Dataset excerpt
====
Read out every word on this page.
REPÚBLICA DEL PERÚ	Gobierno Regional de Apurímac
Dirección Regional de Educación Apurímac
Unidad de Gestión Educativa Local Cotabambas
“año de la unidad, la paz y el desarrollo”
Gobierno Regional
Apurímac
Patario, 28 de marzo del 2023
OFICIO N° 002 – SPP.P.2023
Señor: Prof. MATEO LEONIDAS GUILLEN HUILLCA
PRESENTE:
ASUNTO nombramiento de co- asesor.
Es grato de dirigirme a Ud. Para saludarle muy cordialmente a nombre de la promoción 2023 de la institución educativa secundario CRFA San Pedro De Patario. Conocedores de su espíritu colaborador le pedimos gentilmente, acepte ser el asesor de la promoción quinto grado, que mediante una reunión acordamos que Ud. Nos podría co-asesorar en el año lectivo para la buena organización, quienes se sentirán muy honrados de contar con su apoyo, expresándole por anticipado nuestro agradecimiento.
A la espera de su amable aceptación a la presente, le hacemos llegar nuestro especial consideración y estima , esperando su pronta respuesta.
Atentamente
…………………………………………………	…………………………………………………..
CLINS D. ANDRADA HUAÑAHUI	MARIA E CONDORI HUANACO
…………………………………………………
====
• [Aim] Set down every record above exactly as given.

• [Complete answer]
Read out every word on this page.
REPÚBLICA DEL PERÚ	Gobierno Regional de Apurímac
Dirección Regional de Educación Apurímac
Unidad de Gestión Educativa Local Cotabambas
“año de la unidad, la paz y el desarrollo”
Gobierno Regional
Apurímac
Patario, 28 de marzo del 2023
OFICIO N° 002 – SPP.P.2023
Señor: Prof. MATEO LEONIDAS GUILLEN HUILLCA
PRESENTE:
ASUNTO nombramiento de co- asesor.
Es grato de dirigirme a Ud. Para saludarle muy cordialmente a nombre de la promoción 2023 de la institución educativa secundario CRFA San Pedro De Patario. Conocedores de su espíritu colaborador le pedimos gentilmente, acepte ser el asesor de la promoción quinto grado, que mediante una reunión acordamos que Ud. Nos podría co-asesorar en el año lectivo para la buena organización, quienes se sentirán muy honrados de contar con su apoyo, expresándole por anticipado nuestro agradecimiento.
A la espera de su amable aceptación a la presente, le hacemos llegar nuestro especial consideración y estima , esperando su pronta respuesta.
Atentamente
…………………………………………………	…………………………………………………..
CLINS D. ANDRADA HUAÑAHUI	MARIA E CONDORI HUANACO
…………………………………………………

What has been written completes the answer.